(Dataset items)
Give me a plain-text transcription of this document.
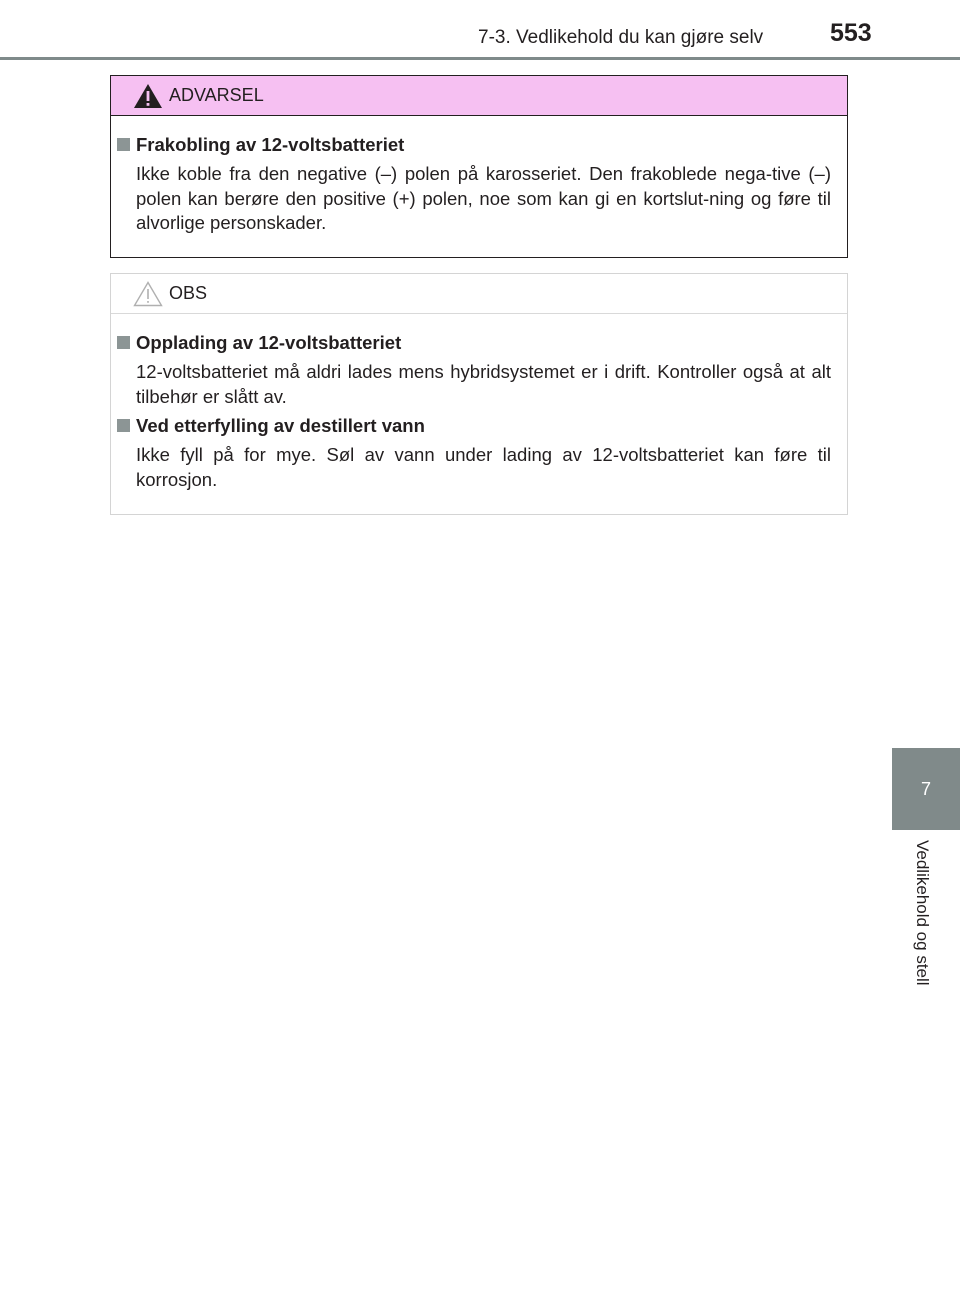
7-3. Vedlikehold du kan gjøre selv	553
7
Vedlikehold og stell
ADVARSEL
Frakobling av 12-voltsbatteriet
Ikke koble fra den negative (–) polen på karosseriet. Den frakoblede nega-tive (–) polen kan berøre den positive (+) polen, noe som kan gi en kortslut-ning og føre til alvorlige personskader.
OBS
Opplading av 12-voltsbatteriet
12-voltsbatteriet må aldri lades mens hybridsystemet er i drift. Kontroller også at alt tilbehør er slått av.
Ved etterfylling av destillert vann
Ikke fyll på for mye. Søl av vann under lading av 12-voltsbatteriet kan føre til korrosjon.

(Goal):
Only the number is wanted: how many lines in the entries above contain the string "voltsbatteriet"?

(Task answer):
4